start Exercise material

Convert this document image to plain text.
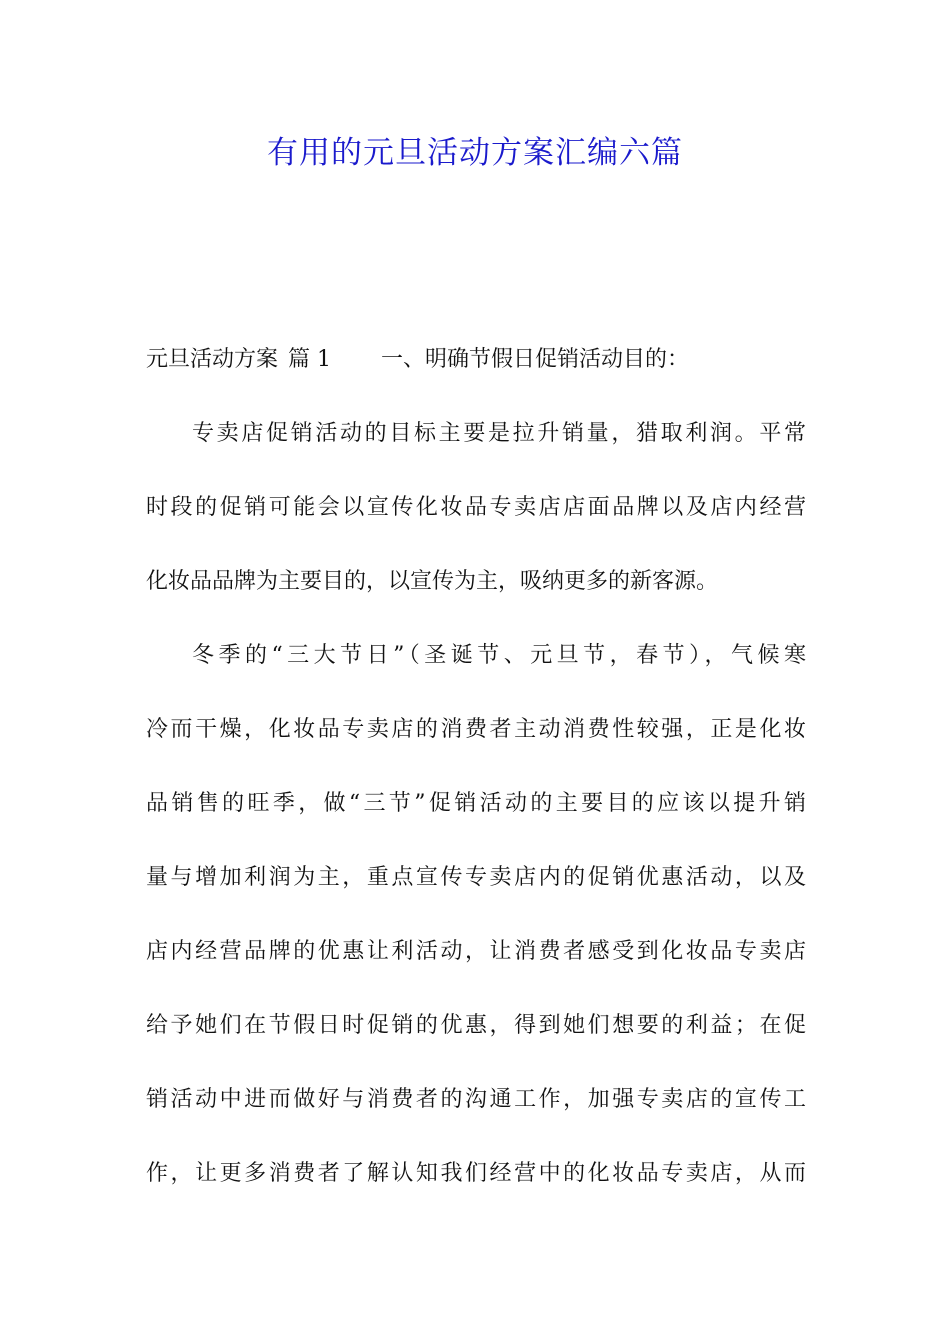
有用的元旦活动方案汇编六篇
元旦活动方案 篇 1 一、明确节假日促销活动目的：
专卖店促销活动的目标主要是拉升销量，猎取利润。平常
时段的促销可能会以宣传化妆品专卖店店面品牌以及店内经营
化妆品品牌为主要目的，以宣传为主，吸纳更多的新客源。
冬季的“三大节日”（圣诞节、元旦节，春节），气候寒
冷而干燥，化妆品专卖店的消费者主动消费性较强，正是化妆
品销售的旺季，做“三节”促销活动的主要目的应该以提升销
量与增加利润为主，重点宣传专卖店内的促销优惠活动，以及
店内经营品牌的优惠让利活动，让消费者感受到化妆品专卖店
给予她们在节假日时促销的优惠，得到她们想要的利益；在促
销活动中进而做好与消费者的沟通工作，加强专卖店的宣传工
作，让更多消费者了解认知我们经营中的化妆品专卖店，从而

end Exercise material
start Exercise material

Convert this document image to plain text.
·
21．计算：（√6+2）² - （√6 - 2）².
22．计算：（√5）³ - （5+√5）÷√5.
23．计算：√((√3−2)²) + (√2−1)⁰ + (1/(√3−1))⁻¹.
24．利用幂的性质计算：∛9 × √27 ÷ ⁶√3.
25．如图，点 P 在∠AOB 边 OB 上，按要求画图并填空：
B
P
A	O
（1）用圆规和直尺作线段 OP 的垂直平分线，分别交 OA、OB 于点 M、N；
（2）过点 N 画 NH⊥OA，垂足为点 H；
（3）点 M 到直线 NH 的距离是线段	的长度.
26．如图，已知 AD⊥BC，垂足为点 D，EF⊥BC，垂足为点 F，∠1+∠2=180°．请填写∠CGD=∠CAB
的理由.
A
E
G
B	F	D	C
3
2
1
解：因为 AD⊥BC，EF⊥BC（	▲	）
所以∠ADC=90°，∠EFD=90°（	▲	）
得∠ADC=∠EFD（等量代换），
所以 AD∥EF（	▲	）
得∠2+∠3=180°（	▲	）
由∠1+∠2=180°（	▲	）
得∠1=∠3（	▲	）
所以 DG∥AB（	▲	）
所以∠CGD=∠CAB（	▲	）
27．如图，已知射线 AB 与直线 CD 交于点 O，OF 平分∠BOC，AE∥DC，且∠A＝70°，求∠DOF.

end Exercise material

*Work to be completed:* Each line with the string "垂足为点" in it needs to be found and copied.

*Reply:*
（2）过点 N 画 NH⊥OA，垂足为点 H；
26．如图，已知 AD⊥BC，垂足为点 D，EF⊥BC，垂足为点 F，∠1+∠2=180°．请填写∠CGD=∠CAB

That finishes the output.